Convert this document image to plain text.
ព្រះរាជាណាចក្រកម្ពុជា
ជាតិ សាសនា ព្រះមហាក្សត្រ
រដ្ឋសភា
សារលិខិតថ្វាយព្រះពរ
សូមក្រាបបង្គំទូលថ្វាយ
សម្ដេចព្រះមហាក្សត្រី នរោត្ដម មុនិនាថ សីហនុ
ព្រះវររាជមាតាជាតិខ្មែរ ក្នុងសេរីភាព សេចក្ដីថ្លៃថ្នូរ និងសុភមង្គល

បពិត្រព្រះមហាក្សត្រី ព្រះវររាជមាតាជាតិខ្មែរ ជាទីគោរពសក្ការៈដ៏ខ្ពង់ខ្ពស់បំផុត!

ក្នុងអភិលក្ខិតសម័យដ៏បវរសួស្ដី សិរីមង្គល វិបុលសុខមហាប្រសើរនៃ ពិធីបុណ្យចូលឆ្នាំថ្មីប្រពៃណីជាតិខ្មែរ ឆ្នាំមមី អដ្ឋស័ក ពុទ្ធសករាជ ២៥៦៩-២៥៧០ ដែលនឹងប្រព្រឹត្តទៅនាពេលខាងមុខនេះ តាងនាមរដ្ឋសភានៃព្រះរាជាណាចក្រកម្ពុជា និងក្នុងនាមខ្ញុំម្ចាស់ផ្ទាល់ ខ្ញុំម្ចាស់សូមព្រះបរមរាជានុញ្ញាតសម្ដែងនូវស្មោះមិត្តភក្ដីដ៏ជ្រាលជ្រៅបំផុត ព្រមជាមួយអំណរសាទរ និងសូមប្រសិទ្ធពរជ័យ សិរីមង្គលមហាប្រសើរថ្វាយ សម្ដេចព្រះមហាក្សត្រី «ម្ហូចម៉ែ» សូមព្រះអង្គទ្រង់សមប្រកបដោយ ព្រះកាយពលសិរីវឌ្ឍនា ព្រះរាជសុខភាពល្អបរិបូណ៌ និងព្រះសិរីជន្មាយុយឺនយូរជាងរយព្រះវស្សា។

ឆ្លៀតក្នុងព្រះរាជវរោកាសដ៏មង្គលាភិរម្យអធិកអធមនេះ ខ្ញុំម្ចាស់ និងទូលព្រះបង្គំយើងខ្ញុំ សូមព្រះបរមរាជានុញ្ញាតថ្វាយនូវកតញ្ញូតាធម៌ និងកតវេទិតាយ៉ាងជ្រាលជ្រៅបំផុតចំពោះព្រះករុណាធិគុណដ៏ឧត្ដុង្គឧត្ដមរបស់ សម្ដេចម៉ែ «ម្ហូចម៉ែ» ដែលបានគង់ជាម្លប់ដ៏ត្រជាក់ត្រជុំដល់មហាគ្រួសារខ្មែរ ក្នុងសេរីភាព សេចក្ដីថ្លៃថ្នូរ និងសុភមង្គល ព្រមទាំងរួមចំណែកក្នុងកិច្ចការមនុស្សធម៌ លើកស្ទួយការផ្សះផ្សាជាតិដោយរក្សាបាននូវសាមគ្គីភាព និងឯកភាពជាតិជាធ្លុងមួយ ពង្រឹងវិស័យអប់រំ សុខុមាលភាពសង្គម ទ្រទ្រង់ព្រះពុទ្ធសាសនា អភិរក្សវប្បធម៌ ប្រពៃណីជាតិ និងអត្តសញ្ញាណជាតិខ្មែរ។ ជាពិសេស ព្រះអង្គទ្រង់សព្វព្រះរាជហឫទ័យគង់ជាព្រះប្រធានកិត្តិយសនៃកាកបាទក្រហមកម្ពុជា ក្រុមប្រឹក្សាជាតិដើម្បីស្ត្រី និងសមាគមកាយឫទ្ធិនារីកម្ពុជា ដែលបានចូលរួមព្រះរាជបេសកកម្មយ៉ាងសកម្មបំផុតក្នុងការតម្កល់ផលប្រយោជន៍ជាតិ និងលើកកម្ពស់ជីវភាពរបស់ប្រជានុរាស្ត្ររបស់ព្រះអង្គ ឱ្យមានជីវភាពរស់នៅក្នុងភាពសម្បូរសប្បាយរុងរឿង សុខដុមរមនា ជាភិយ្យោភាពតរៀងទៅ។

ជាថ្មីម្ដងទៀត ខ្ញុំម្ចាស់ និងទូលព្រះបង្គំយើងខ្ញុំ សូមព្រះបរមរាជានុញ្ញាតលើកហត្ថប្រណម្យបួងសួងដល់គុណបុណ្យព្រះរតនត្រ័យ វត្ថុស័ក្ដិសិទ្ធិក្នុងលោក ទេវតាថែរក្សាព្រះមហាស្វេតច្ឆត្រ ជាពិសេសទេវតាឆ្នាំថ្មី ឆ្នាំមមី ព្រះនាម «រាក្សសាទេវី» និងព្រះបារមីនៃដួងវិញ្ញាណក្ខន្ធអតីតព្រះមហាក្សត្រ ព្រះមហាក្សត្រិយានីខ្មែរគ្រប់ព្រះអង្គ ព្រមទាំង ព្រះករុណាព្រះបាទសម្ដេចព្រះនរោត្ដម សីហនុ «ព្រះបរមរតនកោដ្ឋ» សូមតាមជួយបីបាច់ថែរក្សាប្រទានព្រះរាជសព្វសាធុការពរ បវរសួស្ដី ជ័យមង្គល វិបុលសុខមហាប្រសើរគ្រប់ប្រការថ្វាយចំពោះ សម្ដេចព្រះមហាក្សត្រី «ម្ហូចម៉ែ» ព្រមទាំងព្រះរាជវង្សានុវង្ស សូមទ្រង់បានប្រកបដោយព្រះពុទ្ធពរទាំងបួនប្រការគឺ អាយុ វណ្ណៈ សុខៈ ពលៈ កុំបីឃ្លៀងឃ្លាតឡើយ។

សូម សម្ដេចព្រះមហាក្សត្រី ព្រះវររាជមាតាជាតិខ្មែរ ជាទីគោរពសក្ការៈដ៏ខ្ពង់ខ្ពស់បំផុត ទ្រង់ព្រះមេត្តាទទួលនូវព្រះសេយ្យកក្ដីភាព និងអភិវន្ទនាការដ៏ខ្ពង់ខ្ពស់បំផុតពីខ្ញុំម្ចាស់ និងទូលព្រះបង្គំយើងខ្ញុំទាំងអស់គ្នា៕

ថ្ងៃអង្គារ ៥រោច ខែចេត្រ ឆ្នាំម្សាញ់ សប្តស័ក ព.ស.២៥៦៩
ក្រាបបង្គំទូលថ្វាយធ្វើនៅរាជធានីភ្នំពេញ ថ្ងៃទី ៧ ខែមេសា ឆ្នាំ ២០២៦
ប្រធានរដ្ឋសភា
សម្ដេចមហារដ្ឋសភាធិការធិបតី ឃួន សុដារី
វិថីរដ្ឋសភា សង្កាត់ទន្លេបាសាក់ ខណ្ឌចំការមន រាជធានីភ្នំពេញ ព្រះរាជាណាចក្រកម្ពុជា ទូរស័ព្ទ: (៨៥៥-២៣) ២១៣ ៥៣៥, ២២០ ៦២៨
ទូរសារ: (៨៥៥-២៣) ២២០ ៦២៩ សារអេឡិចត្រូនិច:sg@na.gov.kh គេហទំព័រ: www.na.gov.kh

·····

Do this
Copy out all lines where the word "រពសក" appears.

Written solution
បពិត្រព្រះមហាក្សត្រី ព្រះវររាជមាតាជាតិខ្មែរ ជាទីគោរពសក្ការៈដ៏ខ្ពង់ខ្ពស់បំផុត!
សូម សម្ដេចព្រះមហាក្សត្រី ព្រះវររាជមាតាជាតិខ្មែរ ជាទីគោរពសក្ការៈដ៏ខ្ពង់ខ្ពស់បំផុត ទ្រង់ព្រះមេត្តាទទួលនូវព្រះសេយ្យកក្ដីភាព និងអភិវន្ទនាការដ៏ខ្ពង់ខ្ពស់បំផុតពីខ្ញុំម្ចាស់ និងទូលព្រះបង្គំយើងខ្ញុំទាំងអស់គ្នា៕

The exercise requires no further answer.